Data entries:
········

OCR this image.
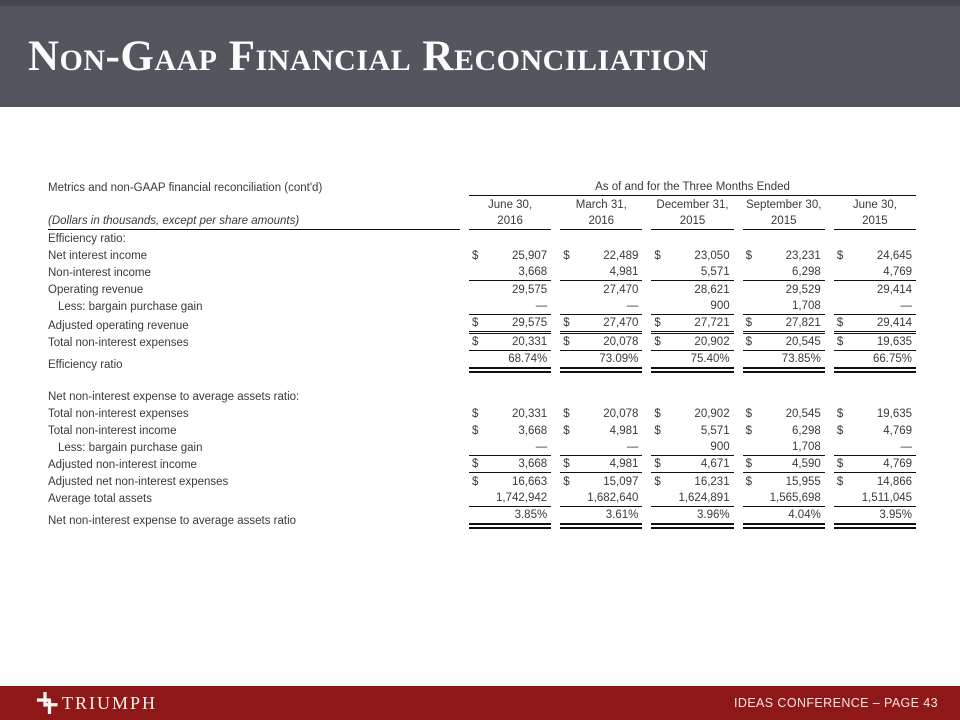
Non-Gaap Financial Reconciliation
Metrics and non-GAAP financial reconciliation (cont'd)	As of and for the Three Months Ended
June 30,	March 31,	December 31,	September 30,	June 30,
(Dollars in thousands, except per share amounts)	2016	2016	2015	2015	2015
Efficiency ratio:
Net interest income	$	25,907	$	22,489	$	23,050	$	23,231	$	24,645
Non-interest income	3,668	4,981	5,571	6,298	4,769
Operating revenue	29,575	27,470	28,621	29,529	29,414
Less: bargain purchase gain	—	—	900	1,708	—
Adjusted operating revenue	$	29,575	$	27,470	$	27,721	$	27,821	$	29,414
Total non-interest expenses	$	20,331	$	20,078	$	20,902	$	20,545	$	19,635
Efficiency ratio	68.74%	73.09%	75.40%	73.85%	66.75%
Net non-interest expense to average assets ratio:
Total non-interest expenses	$	20,331	$	20,078	$	20,902	$	20,545	$	19,635
Total non-interest income	$	3,668	$	4,981	$	5,571	$	6,298	$	4,769
Less: bargain purchase gain	—	—	900	1,708	—
Adjusted non-interest income	$	3,668	$	4,981	$	4,671	$	4,590	$	4,769
Adjusted net non-interest expenses	$	16,663	$	15,097	$	16,231	$	15,955	$	14,866
Average total assets	1,742,942	1,682,640	1,624,891	1,565,698	1,511,045
Net non-interest expense to average assets ratio	3.85%	3.61%	3.96%	4.04%	3.95%
TRIUMPH	IDEAS CONFERENCE – PAGE 43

········

--- GIVEN INSTRUCTION ---
Where does the word "assets" appear? Return each line that holds it.

--- PROBLEM SOLUTION ---
Net non-interest expense to average assets ratio:
Average total assets	1,742,942	1,682,640	1,624,891	1,565,698	1,511,045
Net non-interest expense to average assets ratio	3.85%	3.61%	3.96%	4.04%	3.95%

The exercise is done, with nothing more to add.